**Requirements:**
Lines holding the string "needs" are the ones to copy from this listing.

**Material for this task:**
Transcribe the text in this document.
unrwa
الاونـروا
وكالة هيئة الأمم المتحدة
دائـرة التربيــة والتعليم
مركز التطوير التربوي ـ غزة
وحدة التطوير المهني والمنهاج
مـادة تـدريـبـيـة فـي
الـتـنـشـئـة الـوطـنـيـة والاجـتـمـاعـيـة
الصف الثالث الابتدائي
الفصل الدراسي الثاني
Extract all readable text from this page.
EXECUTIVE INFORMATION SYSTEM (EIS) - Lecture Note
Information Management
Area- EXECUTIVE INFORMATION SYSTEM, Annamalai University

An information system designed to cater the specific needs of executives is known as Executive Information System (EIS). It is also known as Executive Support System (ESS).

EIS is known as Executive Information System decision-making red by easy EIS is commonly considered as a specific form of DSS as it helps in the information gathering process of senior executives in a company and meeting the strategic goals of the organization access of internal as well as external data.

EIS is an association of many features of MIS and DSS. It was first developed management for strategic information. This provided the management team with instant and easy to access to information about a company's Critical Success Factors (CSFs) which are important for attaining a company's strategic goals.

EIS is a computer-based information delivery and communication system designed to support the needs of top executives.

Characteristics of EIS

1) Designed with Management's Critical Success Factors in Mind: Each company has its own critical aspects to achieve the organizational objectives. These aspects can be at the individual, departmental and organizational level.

**Finished exercise:**
An information system designed to cater the specific needs of executives is known as Executive Information System (EIS). It is also known as Executive Support System (ESS).
EIS is a computer-based information delivery and communication system designed to support the needs of top executives.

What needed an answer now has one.